** Begin Data **
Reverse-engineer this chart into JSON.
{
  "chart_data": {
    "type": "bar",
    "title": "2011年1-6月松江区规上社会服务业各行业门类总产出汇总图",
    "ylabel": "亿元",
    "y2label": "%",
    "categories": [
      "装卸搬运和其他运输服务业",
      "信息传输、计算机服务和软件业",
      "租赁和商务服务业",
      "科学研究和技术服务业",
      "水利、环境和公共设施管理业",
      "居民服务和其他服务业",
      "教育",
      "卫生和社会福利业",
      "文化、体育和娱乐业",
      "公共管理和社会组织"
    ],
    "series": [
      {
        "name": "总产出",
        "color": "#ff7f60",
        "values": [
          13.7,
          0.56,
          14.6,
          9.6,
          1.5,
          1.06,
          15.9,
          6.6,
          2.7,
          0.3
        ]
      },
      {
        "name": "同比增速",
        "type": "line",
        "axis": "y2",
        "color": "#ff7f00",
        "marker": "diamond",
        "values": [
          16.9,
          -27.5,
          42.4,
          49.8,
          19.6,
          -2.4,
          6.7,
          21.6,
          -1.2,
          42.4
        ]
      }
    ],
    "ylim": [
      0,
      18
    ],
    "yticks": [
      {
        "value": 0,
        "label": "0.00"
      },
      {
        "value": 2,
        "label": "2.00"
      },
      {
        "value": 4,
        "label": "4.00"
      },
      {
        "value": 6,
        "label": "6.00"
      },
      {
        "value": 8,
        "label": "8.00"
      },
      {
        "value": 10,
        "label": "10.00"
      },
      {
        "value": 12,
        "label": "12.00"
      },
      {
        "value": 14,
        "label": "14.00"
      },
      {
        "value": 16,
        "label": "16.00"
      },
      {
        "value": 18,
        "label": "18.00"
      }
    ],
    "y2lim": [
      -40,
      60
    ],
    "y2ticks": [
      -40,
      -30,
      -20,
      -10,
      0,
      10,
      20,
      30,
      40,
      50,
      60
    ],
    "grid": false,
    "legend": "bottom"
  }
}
** End Data **
*Task to carry out*.
Take the records above and return them exactly as written.

*Worked answer*.
Reverse-engineer this chart into JSON.
{
  "chart_data": {
    "type": "bar",
    "title": "2011年1-6月松江区规上社会服务业各行业门类总产出汇总图",
    "ylabel": "亿元",
    "y2label": "%",
    "categories": [
      "装卸搬运和其他运输服务业",
      "信息传输、计算机服务和软件业",
      "租赁和商务服务业",
      "科学研究和技术服务业",
      "水利、环境和公共设施管理业",
      "居民服务和其他服务业",
      "教育",
      "卫生和社会福利业",
      "文化、体育和娱乐业",
      "公共管理和社会组织"
    ],
    "series": [
      {
        "name": "总产出",
        "color": "#ff7f60",
        "values": [
          13.7,
          0.56,
          14.6,
          9.6,
          1.5,
          1.06,
          15.9,
          6.6,
          2.7,
          0.3
        ]
      },
      {
        "name": "同比增速",
        "type": "line",
        "axis": "y2",
        "color": "#ff7f00",
        "marker": "diamond",
        "values": [
          16.9,
          -27.5,
          42.4,
          49.8,
          19.6,
          -2.4,
          6.7,
          21.6,
          -1.2,
          42.4
        ]
      }
    ],
    "ylim": [
      0,
      18
    ],
    "yticks": [
      {
        "value": 0,
        "label": "0.00"
      },
      {
        "value": 2,
        "label": "2.00"
      },
      {
        "value": 4,
        "label": "4.00"
      },
      {
        "value": 6,
        "label": "6.00"
      },
      {
        "value": 8,
        "label": "8.00"
      },
      {
        "value": 10,
        "label": "10.00"
      },
      {
        "value": 12,
        "label": "12.00"
      },
      {
        "value": 14,
        "label": "14.00"
      },
      {
        "value": 16,
        "label": "16.00"
      },
      {
        "value": 18,
        "label": "18.00"
      }
    ],
    "y2lim": [
      -40,
      60
    ],
    "y2ticks": [
      -40,
      -30,
      -20,
      -10,
      0,
      10,
      20,
      30,
      40,
      50,
      60
    ],
    "grid": false,
    "legend": "bottom"
  }
}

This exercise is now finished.